Dataset entries
----

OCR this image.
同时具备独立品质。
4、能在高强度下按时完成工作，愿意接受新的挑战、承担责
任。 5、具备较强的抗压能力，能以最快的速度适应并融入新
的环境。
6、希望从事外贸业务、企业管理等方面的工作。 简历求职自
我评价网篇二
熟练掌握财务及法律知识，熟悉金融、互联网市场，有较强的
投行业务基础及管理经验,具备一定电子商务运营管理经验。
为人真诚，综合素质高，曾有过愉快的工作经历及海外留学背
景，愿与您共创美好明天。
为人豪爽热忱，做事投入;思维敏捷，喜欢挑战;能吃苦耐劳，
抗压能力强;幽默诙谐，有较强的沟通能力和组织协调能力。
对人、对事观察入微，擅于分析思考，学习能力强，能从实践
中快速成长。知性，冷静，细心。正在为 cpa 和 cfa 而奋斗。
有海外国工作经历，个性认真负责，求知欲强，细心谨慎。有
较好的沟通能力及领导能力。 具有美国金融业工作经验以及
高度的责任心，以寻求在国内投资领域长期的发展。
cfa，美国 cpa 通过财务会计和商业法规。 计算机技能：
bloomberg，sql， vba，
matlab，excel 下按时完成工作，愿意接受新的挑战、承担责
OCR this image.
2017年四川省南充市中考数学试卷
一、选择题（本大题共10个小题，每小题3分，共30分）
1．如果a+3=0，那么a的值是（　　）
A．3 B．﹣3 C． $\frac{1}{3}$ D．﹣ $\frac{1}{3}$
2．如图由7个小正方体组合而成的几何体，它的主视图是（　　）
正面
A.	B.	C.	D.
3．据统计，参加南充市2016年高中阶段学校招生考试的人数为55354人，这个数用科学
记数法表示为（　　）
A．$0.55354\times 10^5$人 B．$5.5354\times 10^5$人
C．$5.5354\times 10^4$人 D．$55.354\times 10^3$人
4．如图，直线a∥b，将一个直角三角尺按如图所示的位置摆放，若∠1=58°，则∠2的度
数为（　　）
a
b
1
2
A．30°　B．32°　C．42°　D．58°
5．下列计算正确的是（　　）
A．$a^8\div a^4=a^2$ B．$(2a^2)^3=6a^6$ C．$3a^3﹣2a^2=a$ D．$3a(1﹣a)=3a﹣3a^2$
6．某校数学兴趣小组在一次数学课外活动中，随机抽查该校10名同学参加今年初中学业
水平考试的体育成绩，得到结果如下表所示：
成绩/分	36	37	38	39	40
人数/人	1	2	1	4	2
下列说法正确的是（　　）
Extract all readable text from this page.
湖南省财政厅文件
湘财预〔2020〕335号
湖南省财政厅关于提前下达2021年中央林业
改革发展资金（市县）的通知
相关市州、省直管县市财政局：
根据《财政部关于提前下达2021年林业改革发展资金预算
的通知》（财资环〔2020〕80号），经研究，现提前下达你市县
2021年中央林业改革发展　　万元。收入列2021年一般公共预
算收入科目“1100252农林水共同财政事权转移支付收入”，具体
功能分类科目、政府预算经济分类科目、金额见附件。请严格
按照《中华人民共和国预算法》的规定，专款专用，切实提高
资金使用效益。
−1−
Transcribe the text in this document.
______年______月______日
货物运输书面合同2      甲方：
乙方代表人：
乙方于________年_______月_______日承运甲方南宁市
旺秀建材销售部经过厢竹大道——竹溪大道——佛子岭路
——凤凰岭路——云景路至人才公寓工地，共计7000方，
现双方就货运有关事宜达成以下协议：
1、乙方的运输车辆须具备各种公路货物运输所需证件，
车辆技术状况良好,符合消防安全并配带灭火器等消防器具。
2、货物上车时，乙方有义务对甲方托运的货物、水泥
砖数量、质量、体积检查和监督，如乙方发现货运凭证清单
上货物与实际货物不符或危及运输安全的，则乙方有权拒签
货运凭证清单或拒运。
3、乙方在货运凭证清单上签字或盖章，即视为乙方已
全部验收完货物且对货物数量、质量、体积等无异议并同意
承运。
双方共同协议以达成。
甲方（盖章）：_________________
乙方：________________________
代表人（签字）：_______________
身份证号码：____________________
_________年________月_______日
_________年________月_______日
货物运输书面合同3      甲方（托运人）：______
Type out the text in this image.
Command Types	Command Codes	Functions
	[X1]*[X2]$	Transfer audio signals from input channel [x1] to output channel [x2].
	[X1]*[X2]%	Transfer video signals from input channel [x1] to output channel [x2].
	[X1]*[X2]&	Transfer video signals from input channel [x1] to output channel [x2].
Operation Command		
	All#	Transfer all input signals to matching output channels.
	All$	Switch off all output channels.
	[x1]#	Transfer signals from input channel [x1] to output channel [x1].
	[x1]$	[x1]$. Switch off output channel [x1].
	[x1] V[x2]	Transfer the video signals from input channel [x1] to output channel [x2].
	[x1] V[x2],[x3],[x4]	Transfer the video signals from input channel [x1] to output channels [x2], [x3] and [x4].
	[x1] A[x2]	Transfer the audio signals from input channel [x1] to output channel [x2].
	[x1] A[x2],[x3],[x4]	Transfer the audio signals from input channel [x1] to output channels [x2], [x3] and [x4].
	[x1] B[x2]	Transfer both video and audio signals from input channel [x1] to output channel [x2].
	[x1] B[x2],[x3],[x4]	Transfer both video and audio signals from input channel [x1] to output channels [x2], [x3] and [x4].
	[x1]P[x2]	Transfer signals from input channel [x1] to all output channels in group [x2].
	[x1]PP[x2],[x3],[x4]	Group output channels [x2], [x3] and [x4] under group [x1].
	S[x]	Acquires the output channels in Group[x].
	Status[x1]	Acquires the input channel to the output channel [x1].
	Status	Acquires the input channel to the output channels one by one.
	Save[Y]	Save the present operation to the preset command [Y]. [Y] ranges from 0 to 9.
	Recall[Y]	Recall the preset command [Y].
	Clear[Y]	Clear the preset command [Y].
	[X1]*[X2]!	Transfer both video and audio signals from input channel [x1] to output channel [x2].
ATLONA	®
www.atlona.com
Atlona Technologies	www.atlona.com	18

----

WHAT YOU SHOULD DO> Every line of the listing that holds "channels" is to be counted; give only the resulting number.

SOLUTION FOR THIS EXERCISE> 9